--- Start Material for this task ---

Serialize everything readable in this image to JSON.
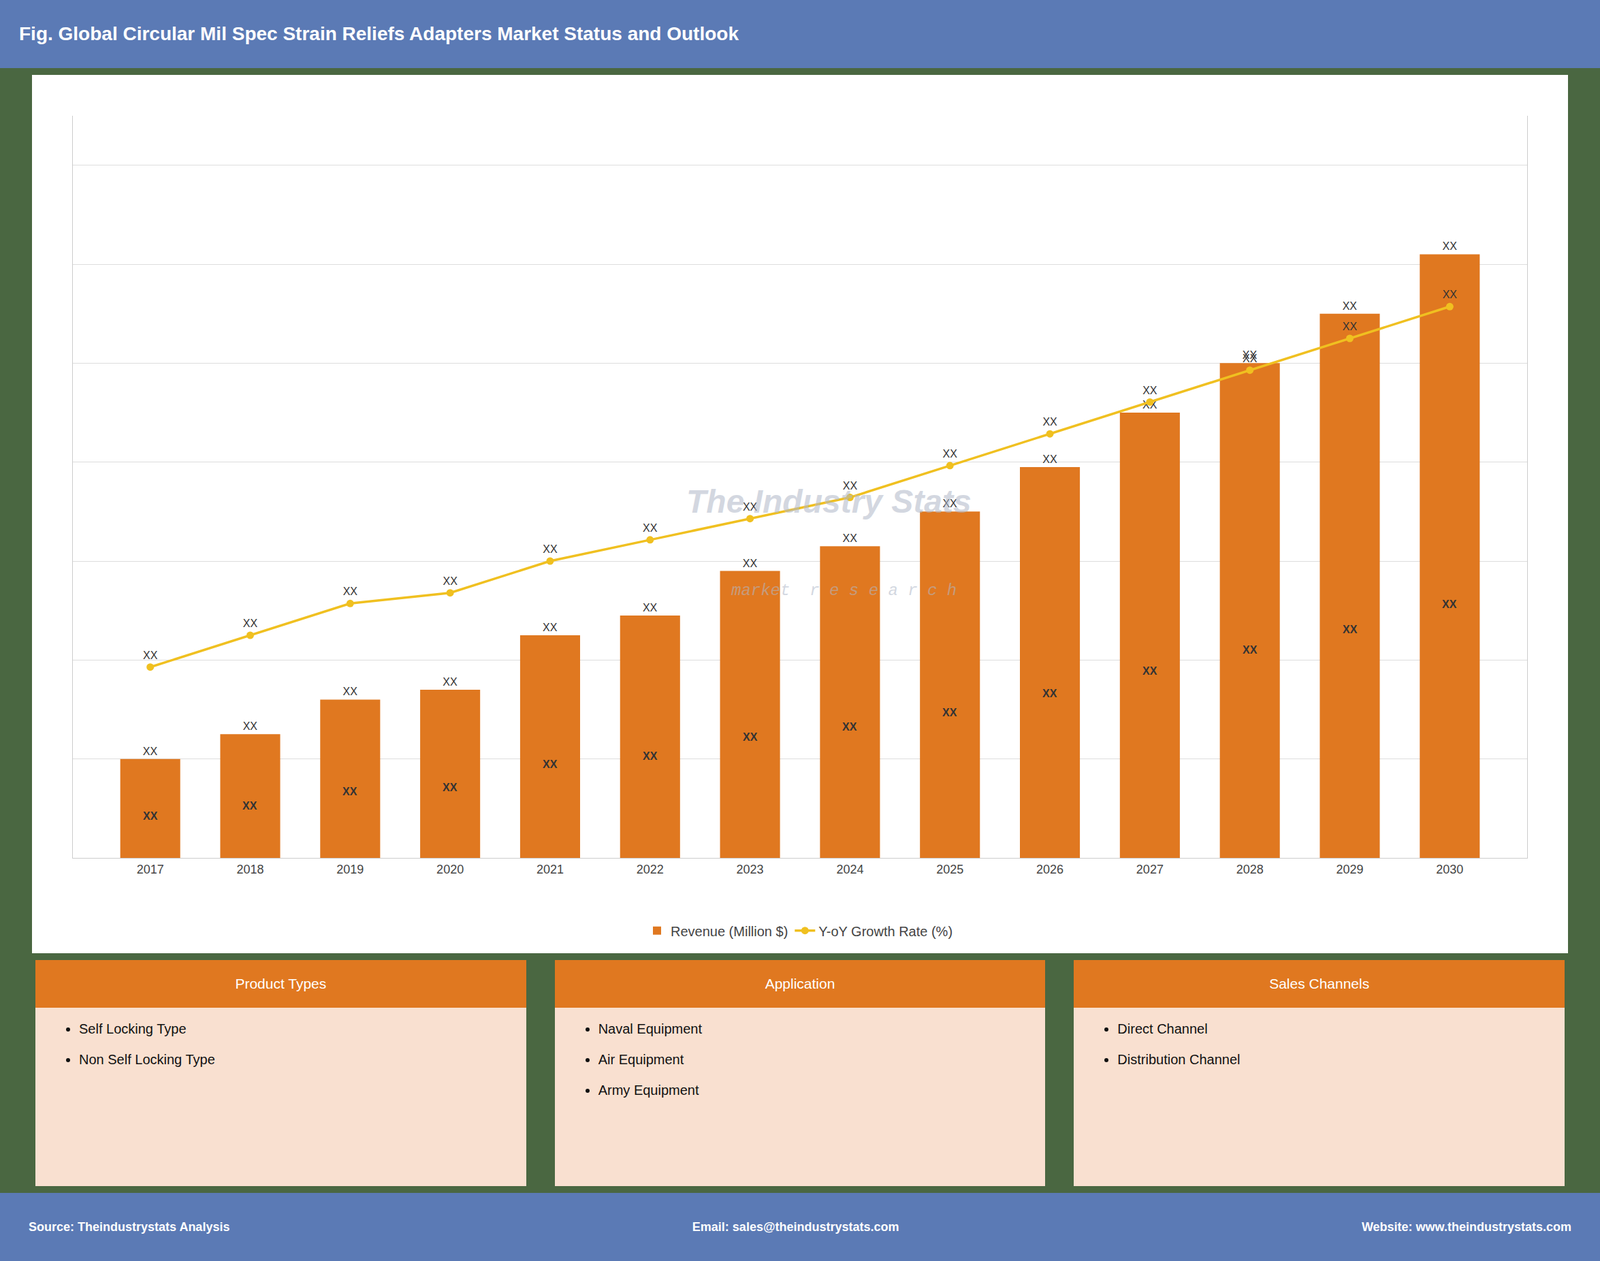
{
  "chart_data": {
    "type": "bar",
    "title": "Fig. Global Circular Mil Spec Strain Reliefs Adapters Market Status and Outlook",
    "categories": [
      "2017",
      "2018",
      "2019",
      "2020",
      "2021",
      "2022",
      "2023",
      "2024",
      "2025",
      "2026",
      "2027",
      "2028",
      "2029",
      "2030"
    ],
    "series": [
      {
        "name": "Revenue (Million $)",
        "type": "bar",
        "color": "#e07820",
        "values": [
          2,
          2.5,
          3.2,
          3.4,
          4.5,
          4.9,
          5.8,
          6.3,
          7.0,
          7.9,
          9.0,
          10.0,
          11.0,
          12.2
        ],
        "value_labels": [
          "XX",
          "XX",
          "XX",
          "XX",
          "XX",
          "XX",
          "XX",
          "XX",
          "XX",
          "XX",
          "XX",
          "XX",
          "XX",
          "XX"
        ],
        "inner_labels": [
          "XX",
          "XX",
          "XX",
          "XX",
          "XX",
          "XX",
          "XX",
          "XX",
          "XX",
          "XX",
          "XX",
          "XX",
          "XX",
          "XX"
        ]
      },
      {
        "name": "Y-oY Growth Rate (%)",
        "type": "line",
        "axis": "y2",
        "color": "#f0c020",
        "marker": "circle",
        "values": [
          1.8,
          2.1,
          2.4,
          2.5,
          2.8,
          3.0,
          3.2,
          3.4,
          3.7,
          4.0,
          4.3,
          4.6,
          4.9,
          5.2
        ],
        "value_labels": [
          "XX",
          "XX",
          "XX",
          "XX",
          "XX",
          "XX",
          "XX",
          "XX",
          "XX",
          "XX",
          "XX",
          "XX",
          "XX",
          "XX"
        ]
      }
    ],
    "ylim": [
      0,
      15
    ],
    "yticks": [
      0,
      2,
      4,
      6,
      8,
      10,
      12,
      14
    ],
    "y2lim": [
      0,
      7
    ],
    "grid": true,
    "tick_labels": "x",
    "legend": "bottom",
    "annotations": [
      "The Industry Stats",
      "market  r e s e a r c h"
    ],
    "info_boxes": [
      {
        "header": "Product Types",
        "items": [
          "Self Locking Type",
          "Non Self Locking Type"
        ]
      },
      {
        "header": "Application",
        "items": [
          "Naval Equipment",
          "Air Equipment",
          "Army Equipment"
        ]
      },
      {
        "header": "Sales Channels",
        "items": [
          "Direct Channel",
          "Distribution Channel"
        ]
      }
    ],
    "footer": [
      "Source: Theindustrystats Analysis",
      "Email: sales@theindustrystats.com",
      "Website: www.theindustrystats.com"
    ]
  }
}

--- End Material for this task ---

Written problem >>
Search the records for the word "Locking". Copy every line that has it.

Solution to this problem >>
          "Self Locking Type",
          "Non Self Locking Type"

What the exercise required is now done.